▶ **DATA FOR PROCESSING**
_ _ _ _ _

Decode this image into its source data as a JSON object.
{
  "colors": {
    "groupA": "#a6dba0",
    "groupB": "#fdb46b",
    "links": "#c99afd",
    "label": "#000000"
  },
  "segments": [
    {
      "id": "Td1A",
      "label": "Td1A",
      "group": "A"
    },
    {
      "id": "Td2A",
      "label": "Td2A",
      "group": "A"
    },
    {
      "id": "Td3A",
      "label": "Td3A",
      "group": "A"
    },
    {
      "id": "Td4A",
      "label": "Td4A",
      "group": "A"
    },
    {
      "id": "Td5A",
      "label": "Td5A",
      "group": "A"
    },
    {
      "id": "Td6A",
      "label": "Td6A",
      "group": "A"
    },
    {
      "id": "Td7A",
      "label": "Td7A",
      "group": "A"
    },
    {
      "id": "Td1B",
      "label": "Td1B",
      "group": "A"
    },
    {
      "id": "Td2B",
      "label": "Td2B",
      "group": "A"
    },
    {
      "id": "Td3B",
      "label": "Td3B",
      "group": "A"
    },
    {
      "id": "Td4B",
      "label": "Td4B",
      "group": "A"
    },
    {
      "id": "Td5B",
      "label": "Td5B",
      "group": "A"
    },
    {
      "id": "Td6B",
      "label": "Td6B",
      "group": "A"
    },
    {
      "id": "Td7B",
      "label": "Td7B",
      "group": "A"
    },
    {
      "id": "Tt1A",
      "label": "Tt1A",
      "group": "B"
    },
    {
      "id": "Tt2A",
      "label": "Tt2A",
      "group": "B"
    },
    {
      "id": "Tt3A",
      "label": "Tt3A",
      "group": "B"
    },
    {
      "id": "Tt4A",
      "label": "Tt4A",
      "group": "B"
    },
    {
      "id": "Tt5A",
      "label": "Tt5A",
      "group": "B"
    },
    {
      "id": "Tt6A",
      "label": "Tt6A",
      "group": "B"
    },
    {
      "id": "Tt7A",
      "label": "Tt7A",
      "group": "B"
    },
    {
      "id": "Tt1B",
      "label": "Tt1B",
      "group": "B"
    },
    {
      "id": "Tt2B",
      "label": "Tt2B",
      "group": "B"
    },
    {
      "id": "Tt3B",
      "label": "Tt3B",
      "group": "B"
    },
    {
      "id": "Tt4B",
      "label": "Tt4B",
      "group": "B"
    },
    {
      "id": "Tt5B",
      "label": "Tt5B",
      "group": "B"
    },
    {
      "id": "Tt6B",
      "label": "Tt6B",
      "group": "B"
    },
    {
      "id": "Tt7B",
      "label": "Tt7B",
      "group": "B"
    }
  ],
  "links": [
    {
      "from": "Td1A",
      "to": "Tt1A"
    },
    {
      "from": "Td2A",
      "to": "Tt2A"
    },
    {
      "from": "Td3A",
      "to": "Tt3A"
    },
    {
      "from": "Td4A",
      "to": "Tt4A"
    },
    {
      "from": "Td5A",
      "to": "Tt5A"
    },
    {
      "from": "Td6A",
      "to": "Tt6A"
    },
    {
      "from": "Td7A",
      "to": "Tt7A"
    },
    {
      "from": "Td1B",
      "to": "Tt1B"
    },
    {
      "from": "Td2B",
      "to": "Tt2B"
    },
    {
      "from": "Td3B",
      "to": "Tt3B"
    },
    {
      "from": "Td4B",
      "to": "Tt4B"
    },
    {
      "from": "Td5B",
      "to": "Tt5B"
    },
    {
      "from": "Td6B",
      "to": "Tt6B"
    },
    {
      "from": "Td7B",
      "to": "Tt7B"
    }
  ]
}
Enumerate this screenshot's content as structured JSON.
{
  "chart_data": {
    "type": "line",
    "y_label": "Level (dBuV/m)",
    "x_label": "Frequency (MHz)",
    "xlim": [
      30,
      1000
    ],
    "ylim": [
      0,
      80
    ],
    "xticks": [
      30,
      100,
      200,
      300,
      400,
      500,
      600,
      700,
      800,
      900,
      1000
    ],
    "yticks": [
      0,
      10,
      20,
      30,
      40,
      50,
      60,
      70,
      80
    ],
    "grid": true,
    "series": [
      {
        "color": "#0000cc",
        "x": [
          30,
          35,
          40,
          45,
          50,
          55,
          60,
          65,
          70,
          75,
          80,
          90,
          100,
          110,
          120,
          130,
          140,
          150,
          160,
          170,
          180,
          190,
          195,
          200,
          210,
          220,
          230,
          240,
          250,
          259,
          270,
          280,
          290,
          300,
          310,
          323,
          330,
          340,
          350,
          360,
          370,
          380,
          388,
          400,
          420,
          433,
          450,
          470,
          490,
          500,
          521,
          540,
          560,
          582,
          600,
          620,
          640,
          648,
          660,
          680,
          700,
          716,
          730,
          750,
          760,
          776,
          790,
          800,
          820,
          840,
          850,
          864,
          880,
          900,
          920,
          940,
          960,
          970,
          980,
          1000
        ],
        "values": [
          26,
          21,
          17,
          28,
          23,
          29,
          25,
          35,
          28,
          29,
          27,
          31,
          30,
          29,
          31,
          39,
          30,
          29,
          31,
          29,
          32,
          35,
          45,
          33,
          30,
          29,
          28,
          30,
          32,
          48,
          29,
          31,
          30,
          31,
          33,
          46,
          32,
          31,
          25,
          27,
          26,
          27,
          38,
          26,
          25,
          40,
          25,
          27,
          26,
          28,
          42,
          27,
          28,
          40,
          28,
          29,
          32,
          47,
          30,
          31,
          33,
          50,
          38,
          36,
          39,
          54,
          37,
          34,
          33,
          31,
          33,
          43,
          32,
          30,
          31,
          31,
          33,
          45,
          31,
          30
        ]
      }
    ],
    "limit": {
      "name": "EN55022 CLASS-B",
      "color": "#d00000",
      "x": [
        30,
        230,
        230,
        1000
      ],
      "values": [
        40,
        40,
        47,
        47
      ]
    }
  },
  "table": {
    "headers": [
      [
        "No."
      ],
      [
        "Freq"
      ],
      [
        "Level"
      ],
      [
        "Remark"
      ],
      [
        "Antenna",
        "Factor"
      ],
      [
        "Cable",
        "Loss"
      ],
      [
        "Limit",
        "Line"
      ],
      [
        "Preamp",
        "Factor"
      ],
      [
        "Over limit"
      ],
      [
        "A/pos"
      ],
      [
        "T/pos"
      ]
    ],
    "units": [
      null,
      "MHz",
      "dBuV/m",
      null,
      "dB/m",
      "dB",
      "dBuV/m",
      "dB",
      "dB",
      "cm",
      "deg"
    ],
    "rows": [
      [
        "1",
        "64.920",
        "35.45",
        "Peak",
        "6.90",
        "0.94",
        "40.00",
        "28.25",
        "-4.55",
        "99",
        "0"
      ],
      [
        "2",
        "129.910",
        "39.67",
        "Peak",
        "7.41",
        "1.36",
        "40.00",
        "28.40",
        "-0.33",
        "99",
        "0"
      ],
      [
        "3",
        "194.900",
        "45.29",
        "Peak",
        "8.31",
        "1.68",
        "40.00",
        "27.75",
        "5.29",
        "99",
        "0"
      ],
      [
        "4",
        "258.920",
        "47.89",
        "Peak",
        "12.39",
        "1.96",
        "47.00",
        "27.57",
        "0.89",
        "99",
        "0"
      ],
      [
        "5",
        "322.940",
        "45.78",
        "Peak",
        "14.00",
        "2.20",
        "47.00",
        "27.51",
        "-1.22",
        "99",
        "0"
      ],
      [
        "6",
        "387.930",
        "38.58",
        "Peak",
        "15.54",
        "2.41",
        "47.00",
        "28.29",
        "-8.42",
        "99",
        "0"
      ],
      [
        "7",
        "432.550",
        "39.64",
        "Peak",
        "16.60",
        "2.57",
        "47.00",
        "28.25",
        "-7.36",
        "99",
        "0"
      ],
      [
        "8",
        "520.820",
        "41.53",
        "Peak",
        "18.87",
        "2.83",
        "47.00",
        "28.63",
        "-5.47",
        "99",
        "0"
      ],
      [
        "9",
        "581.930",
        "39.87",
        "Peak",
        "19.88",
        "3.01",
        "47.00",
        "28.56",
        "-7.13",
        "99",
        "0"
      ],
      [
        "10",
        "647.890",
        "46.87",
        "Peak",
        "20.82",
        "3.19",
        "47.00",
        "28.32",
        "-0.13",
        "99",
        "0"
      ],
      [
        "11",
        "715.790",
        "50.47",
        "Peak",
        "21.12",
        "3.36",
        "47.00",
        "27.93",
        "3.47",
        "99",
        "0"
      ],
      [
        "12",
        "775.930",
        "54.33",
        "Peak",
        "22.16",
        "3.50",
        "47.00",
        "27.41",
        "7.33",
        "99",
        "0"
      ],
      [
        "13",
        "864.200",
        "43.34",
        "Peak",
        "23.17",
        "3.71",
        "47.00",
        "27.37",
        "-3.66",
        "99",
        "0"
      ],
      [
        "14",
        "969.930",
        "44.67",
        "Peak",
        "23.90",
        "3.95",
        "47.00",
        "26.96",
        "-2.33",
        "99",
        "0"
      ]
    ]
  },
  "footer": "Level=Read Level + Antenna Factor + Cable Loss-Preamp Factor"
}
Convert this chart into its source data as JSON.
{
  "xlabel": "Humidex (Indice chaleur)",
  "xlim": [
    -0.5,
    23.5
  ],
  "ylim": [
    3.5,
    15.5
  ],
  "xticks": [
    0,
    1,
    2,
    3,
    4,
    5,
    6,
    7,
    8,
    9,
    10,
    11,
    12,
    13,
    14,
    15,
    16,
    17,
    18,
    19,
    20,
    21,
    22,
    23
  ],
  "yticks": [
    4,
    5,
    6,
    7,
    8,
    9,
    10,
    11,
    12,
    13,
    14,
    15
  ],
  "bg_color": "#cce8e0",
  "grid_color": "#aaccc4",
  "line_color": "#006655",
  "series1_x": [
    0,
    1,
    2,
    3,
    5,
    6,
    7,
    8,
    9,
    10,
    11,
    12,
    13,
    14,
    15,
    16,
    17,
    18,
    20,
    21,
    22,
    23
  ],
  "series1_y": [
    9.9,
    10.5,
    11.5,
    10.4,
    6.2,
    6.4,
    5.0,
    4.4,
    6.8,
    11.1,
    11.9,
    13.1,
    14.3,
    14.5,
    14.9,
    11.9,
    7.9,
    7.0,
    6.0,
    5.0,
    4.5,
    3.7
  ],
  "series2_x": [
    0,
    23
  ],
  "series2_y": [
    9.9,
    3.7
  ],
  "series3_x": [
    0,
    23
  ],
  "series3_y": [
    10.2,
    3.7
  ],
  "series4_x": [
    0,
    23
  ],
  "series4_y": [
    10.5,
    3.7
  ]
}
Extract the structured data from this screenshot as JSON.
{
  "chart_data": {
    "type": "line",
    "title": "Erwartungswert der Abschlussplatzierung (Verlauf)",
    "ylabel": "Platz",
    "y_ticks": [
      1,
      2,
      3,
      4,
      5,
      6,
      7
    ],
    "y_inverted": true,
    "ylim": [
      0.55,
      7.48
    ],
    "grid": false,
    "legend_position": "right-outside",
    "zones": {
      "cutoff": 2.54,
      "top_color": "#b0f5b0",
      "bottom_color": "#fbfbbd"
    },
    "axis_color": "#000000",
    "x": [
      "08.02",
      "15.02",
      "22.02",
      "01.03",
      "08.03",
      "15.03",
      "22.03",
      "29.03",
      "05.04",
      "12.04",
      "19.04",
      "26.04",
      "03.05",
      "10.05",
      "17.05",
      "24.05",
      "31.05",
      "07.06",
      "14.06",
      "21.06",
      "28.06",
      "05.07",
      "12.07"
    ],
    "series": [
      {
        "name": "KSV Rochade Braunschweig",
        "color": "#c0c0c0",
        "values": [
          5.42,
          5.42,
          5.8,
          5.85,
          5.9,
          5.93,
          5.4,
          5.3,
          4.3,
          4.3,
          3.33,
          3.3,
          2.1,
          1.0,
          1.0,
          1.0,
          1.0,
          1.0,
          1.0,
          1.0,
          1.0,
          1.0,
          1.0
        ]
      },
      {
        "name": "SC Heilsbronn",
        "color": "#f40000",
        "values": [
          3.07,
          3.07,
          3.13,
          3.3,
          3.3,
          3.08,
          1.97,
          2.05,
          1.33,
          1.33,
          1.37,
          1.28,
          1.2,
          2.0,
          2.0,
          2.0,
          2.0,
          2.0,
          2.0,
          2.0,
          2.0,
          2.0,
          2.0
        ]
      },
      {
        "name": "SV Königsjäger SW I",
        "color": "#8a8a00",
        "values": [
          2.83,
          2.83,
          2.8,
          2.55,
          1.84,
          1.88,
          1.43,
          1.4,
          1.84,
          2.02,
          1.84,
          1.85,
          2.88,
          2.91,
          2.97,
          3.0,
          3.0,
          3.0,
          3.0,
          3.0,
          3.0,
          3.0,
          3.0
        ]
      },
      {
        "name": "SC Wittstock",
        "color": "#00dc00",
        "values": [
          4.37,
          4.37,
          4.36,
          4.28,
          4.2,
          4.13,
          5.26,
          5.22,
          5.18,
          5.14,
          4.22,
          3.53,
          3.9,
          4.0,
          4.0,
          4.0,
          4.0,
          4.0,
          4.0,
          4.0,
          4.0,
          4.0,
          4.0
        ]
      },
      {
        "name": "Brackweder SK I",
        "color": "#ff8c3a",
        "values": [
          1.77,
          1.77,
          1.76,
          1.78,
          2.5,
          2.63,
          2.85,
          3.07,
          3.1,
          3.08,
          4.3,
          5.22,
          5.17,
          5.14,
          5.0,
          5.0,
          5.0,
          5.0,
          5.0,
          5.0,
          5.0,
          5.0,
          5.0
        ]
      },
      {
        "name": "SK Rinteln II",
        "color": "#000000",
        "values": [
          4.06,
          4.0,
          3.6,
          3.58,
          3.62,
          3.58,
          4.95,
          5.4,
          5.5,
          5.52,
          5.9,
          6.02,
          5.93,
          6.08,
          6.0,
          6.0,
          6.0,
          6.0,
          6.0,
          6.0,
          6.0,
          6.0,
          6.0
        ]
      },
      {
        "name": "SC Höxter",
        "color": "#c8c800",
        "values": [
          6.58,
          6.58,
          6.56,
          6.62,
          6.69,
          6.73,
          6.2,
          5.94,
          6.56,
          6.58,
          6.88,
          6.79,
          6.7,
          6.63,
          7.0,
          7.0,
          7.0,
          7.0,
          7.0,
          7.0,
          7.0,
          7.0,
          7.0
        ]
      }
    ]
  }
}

_ _ _ _ _

▶ **GOAL**
Using the records above, copy each line that contains "source".

▶ **WRITTEN SOLUTION**
Decode this image into its source data as a JSON object.
Convert this chart into its source data as JSON.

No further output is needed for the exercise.